-- Input material start --

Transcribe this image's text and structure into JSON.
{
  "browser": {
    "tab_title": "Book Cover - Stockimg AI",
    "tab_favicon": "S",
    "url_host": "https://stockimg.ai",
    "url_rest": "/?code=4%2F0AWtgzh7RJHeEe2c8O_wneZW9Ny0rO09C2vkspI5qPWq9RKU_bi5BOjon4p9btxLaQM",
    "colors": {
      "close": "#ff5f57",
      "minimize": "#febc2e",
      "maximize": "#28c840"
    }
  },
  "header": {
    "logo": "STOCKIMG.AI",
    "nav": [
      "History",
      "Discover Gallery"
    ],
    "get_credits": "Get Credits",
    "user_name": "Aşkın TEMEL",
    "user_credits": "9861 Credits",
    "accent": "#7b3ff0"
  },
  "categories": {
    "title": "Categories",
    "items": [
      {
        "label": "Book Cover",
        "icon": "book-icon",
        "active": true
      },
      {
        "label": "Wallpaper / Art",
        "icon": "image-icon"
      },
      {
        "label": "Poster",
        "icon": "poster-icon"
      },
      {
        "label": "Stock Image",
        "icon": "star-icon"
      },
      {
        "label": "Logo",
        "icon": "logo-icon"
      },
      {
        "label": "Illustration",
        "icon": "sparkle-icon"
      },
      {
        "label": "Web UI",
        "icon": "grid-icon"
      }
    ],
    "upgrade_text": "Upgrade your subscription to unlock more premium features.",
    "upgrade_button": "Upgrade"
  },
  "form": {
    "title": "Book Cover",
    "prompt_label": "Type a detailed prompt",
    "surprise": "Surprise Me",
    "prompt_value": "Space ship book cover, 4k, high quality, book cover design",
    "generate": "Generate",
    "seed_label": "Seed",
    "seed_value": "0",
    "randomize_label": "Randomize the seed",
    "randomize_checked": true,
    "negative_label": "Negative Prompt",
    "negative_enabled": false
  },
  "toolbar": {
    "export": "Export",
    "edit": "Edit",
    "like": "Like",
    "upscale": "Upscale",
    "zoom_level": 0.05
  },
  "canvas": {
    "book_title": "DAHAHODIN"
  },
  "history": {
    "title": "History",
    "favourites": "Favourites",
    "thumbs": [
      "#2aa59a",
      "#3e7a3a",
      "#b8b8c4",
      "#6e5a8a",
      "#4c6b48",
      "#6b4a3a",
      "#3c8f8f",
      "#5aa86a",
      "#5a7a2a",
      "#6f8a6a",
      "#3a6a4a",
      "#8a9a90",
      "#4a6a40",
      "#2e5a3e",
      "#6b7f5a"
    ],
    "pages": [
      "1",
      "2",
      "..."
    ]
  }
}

-- Input material end --
-- Input material start --

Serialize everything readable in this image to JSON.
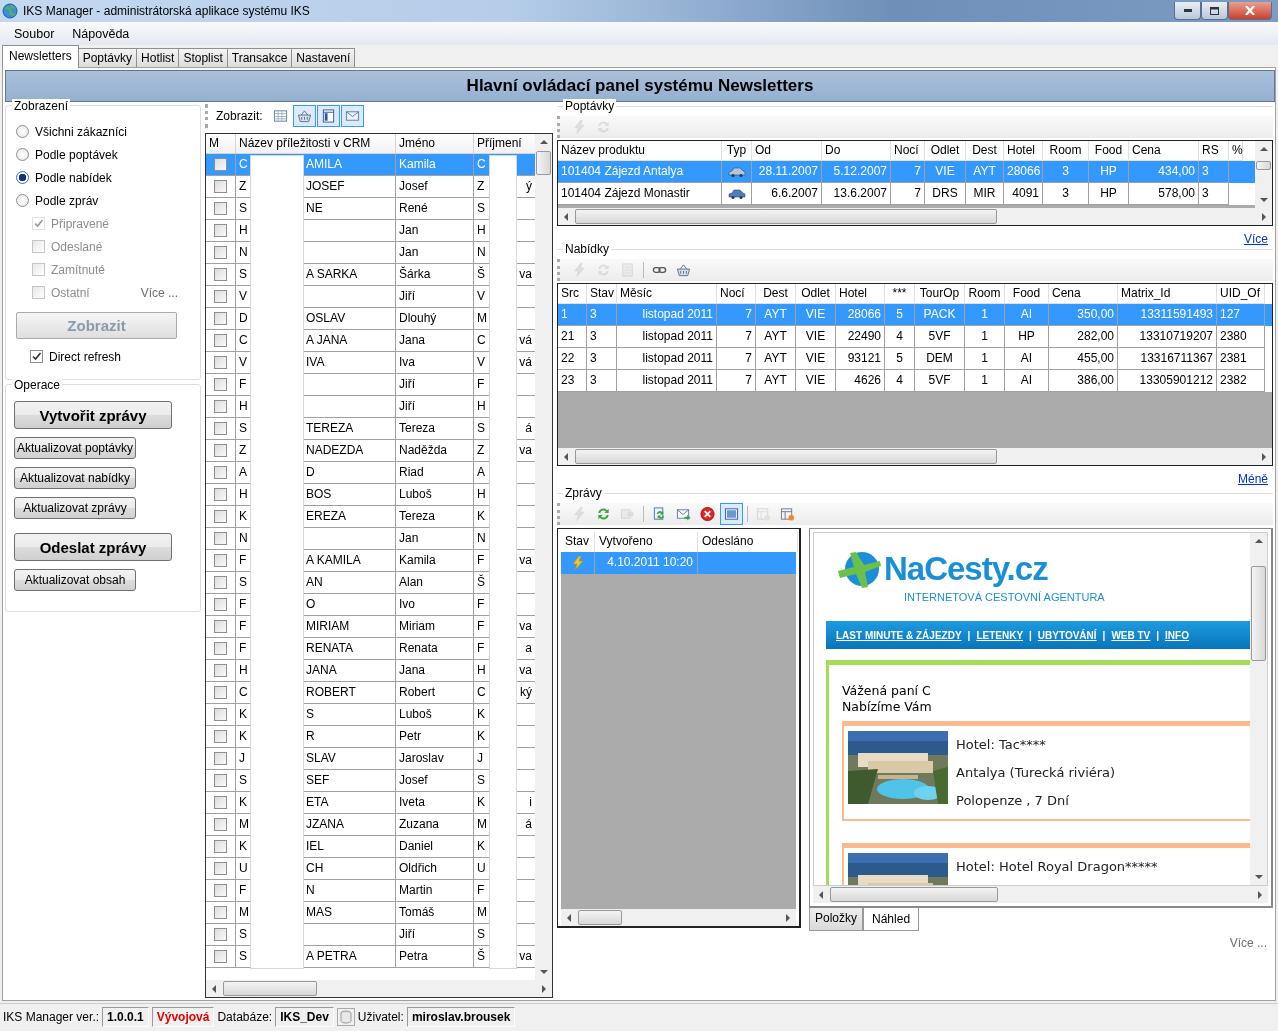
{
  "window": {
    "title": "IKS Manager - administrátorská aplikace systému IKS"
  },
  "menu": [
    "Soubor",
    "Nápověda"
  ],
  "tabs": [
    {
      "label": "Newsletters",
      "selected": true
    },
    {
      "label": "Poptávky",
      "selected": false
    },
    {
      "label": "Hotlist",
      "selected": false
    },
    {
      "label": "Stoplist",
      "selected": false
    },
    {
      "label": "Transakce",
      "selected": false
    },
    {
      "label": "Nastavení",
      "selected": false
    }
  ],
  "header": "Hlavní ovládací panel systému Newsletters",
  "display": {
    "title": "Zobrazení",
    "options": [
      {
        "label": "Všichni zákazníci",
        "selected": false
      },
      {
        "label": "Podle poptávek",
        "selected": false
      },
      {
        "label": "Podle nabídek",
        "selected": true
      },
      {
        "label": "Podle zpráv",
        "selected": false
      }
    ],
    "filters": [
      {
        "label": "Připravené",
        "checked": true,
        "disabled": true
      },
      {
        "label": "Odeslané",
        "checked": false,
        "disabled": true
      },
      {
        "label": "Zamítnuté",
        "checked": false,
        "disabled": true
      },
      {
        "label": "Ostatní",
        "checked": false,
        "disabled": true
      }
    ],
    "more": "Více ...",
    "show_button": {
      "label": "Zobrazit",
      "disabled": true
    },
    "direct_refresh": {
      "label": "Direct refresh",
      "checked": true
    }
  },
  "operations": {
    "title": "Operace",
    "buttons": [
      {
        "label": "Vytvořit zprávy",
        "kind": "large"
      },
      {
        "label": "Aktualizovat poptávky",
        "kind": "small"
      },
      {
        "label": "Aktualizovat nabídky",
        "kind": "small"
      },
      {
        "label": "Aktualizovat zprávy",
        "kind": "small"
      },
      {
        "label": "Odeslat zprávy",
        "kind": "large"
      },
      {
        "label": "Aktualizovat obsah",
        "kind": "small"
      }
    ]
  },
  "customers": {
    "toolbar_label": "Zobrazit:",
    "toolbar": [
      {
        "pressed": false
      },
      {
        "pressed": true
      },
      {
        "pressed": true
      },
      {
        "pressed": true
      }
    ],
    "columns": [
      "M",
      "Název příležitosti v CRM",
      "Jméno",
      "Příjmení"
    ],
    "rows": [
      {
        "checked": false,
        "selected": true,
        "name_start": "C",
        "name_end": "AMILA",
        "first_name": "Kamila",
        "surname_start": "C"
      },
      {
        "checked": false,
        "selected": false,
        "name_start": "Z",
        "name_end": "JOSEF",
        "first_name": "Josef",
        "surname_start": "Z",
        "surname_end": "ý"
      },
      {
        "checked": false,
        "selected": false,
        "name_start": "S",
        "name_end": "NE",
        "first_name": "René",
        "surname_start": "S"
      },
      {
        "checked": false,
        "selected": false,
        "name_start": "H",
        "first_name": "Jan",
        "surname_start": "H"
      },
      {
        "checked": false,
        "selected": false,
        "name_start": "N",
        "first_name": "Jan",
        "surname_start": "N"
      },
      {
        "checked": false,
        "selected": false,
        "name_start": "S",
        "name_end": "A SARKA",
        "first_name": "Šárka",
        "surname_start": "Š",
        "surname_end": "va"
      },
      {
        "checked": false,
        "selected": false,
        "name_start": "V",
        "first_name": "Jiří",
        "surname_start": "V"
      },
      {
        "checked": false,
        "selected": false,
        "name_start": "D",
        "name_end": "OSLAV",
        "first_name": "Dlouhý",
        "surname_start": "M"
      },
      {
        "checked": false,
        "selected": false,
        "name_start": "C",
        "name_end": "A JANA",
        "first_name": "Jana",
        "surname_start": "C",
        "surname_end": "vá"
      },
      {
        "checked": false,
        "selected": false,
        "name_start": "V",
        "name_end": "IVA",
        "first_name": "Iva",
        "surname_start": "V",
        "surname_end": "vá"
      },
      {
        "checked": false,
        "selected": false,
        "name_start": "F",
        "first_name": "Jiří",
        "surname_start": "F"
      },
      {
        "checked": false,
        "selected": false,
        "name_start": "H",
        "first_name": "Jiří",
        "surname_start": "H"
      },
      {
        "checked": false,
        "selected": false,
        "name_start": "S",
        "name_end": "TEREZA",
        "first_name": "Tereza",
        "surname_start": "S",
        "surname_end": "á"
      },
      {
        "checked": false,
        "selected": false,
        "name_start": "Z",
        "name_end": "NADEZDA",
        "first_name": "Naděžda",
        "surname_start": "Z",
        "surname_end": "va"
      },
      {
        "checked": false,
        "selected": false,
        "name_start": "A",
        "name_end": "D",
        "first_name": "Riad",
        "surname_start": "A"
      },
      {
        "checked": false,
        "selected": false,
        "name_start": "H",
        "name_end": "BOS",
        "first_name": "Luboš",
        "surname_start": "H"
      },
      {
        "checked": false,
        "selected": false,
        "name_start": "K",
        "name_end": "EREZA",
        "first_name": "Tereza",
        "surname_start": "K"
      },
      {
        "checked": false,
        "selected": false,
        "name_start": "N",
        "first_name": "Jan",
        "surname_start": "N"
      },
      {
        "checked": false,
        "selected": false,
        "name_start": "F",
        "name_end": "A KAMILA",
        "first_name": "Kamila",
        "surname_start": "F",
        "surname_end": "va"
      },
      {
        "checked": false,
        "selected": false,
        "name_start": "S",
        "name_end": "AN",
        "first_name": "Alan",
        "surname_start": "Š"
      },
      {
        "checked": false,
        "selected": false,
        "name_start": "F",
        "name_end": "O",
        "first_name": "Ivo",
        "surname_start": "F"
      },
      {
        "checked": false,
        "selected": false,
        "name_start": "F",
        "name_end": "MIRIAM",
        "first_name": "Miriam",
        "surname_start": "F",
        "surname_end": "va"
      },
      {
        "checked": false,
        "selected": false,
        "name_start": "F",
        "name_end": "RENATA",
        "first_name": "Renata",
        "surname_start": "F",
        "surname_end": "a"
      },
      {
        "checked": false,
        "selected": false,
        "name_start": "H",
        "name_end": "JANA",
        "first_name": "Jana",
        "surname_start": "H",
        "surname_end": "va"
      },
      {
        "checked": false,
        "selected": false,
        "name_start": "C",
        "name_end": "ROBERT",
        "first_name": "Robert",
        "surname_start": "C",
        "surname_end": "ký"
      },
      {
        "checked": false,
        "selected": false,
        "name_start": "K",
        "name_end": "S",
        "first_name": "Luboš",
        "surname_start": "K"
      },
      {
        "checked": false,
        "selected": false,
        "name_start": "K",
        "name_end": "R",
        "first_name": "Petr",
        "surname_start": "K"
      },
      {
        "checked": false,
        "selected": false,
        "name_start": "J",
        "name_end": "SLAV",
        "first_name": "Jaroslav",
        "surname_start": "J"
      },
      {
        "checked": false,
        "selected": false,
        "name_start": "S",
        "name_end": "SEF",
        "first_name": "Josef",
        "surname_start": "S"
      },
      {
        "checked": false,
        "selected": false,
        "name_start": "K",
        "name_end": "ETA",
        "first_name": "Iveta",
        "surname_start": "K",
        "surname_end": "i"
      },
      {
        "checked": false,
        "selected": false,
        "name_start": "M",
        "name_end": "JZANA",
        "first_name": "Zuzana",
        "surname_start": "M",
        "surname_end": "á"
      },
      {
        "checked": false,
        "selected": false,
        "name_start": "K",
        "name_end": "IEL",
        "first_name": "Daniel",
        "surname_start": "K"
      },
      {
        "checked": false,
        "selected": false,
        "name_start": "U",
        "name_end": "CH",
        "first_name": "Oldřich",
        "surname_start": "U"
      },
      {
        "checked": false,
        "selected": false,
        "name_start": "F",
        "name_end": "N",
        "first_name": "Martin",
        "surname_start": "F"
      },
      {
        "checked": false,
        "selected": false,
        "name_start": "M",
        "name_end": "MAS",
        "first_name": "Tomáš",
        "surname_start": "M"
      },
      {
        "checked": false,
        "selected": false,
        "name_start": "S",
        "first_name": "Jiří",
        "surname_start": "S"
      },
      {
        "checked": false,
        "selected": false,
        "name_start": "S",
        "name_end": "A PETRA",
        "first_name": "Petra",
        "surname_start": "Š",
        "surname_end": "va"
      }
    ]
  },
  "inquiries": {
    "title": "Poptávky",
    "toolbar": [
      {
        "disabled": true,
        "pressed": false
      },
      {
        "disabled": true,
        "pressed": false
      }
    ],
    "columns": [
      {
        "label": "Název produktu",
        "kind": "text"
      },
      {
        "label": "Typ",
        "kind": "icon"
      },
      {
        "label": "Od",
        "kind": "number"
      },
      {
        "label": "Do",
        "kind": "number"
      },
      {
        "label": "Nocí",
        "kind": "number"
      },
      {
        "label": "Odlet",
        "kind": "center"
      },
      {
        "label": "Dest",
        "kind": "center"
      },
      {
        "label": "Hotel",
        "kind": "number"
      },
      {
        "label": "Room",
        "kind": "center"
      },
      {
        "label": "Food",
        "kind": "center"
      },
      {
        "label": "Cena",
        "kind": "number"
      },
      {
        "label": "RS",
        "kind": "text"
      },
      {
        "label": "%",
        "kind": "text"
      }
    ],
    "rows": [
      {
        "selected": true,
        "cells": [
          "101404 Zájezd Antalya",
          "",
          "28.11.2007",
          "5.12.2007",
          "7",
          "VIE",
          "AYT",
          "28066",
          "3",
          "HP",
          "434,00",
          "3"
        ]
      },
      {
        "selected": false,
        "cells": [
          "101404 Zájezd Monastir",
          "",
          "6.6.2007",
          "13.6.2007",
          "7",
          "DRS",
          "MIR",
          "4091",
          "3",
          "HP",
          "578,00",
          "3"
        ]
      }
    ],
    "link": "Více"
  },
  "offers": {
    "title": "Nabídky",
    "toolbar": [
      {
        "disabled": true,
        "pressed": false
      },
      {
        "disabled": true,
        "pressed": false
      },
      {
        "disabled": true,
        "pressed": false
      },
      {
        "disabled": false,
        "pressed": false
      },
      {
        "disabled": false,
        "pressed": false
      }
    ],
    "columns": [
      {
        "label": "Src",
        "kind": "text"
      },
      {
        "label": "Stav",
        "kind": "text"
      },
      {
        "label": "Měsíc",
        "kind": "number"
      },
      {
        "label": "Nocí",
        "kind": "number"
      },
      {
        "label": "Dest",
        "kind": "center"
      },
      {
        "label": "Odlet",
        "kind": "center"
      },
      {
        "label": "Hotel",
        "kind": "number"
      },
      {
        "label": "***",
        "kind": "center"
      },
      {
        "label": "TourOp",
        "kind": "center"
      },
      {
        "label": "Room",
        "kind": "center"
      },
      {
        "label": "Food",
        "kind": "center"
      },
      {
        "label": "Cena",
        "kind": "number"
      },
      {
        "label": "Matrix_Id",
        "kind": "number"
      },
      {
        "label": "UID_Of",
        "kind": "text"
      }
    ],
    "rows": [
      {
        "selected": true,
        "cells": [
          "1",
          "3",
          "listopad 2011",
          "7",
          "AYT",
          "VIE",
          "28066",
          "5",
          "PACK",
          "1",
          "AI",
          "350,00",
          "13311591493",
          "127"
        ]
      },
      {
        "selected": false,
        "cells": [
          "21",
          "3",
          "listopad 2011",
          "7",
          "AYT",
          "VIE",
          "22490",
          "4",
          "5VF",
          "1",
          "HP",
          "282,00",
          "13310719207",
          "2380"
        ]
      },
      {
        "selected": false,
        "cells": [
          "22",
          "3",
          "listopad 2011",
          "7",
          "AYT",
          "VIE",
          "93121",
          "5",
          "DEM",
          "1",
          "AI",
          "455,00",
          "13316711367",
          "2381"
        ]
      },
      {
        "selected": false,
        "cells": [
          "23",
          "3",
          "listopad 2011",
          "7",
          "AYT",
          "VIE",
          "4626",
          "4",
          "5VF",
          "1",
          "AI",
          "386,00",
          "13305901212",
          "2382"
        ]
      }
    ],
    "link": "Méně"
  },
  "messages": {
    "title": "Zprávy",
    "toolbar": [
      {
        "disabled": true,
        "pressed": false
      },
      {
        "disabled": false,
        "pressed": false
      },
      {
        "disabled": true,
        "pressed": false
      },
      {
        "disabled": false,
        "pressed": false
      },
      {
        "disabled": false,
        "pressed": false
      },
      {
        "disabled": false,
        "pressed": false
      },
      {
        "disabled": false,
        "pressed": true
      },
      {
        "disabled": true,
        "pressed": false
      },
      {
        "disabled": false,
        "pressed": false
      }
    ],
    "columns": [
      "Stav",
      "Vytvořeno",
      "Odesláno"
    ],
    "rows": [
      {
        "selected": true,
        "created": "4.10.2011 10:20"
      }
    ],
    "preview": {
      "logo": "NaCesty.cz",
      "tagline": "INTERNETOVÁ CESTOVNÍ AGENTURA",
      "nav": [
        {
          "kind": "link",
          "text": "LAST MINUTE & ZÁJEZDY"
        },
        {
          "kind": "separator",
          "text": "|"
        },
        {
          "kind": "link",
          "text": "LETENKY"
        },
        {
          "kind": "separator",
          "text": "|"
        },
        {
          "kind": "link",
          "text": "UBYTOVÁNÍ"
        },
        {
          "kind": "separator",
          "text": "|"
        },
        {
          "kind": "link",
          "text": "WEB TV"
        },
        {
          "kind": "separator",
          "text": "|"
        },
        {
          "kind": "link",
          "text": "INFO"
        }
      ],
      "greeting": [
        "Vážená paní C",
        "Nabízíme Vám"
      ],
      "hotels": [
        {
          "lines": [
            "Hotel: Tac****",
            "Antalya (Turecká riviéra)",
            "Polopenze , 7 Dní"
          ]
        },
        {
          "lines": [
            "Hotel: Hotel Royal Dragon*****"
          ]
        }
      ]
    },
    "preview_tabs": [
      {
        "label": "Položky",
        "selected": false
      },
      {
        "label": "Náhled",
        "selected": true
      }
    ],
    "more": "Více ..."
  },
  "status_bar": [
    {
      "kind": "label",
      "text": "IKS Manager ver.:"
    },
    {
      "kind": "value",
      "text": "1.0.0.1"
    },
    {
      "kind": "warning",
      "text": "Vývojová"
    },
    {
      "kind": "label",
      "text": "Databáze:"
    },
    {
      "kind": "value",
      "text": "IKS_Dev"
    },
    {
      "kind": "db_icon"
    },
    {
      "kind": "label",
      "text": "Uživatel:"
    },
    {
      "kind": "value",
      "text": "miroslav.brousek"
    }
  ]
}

-- Input material end --

From the data above, copy each line where the string "Podle" appears.

        "label": "Podle poptávek",
        "label": "Podle nabídek",
        "label": "Podle zpráv",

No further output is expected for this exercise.